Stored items
•••

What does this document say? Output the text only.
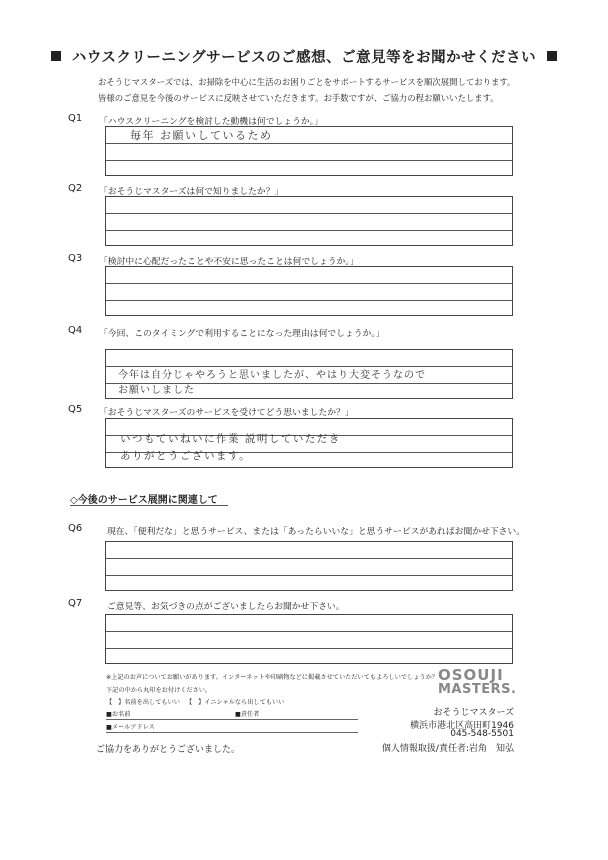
ハウスクリーニングサービスのご感想、ご意見等をお聞かせください
おそうじマスターズでは、お掃除を中心に生活のお困りごとをサポートするサービスを順次展開しております。
皆様のご意見を今後のサービスに反映させていただきます。お手数ですが、ご協力の程お願いいたします。
Q1 「ハウスクリーニングを検討した動機は何でしょうか。」
毎年 お願いしているため
Q2 「おそうじマスターズは何で知りましたか？」
Q3 「検討中に心配だったことや不安に思ったことは何でしょうか。」
Q4 「今回、このタイミングで利用することになった理由は何でしょうか。」
今年は自分じゃやろうと思いましたが、やはり大変そうなので
お願いしました
Q5 「おそうじマスターズのサービスを受けてどう思いましたか？」
いつもていねいに作業 説明していただき
ありがとうございます。
◇今後のサービス展開に関連して
Q6	現在、「便利だな」と思うサービス、または「あったらいいな」と思うサービスがあればお聞かせ下さい。
Q7	ご意見等、お気づきの点がございましたらお聞かせ下さい。
※上記のお声についてお願いがあります。インターネットや印刷物などに掲載させていただいてもよろしいでしょうか？
下記の中から丸印をお付けください。
【   】名前を出してもいい 【   】イニシャルなら出してもいい
■お名前	■責任者
■メールアドレス
ご協力をありがとうございました。
OSOUJI
MASTERS.
おそうじマスターズ
横浜市港北区高田町1946
045-548-5501
個人情報取扱/責任者:岩角　知弘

•••

Working from the lines above, reproduce the material exactly and exclude its pictures.

--- THE RESULT ---
What does this document say? Output the text only.
ハウスクリーニングサービスのご感想、ご意見等をお聞かせください
おそうじマスターズでは、お掃除を中心に生活のお困りごとをサポートするサービスを順次展開しております。
皆様のご意見を今後のサービスに反映させていただきます。お手数ですが、ご協力の程お願いいたします。
Q1 「ハウスクリーニングを検討した動機は何でしょうか。」
毎年 お願いしているため
Q2 「おそうじマスターズは何で知りましたか？」
Q3 「検討中に心配だったことや不安に思ったことは何でしょうか。」
Q4 「今回、このタイミングで利用することになった理由は何でしょうか。」
今年は自分じゃやろうと思いましたが、やはり大変そうなので
お願いしました
Q5 「おそうじマスターズのサービスを受けてどう思いましたか？」
いつもていねいに作業 説明していただき
ありがとうございます。
◇今後のサービス展開に関連して
Q6	現在、「便利だな」と思うサービス、または「あったらいいな」と思うサービスがあればお聞かせ下さい。
Q7	ご意見等、お気づきの点がございましたらお聞かせ下さい。
※上記のお声についてお願いがあります。インターネットや印刷物などに掲載させていただいてもよろしいでしょうか？
下記の中から丸印をお付けください。
【   】名前を出してもいい 【   】イニシャルなら出してもいい
■お名前	■責任者
■メールアドレス
ご協力をありがとうございました。
OSOUJI
MASTERS.
おそうじマスターズ
横浜市港北区高田町1946
045-548-5501
個人情報取扱/責任者:岩角　知弘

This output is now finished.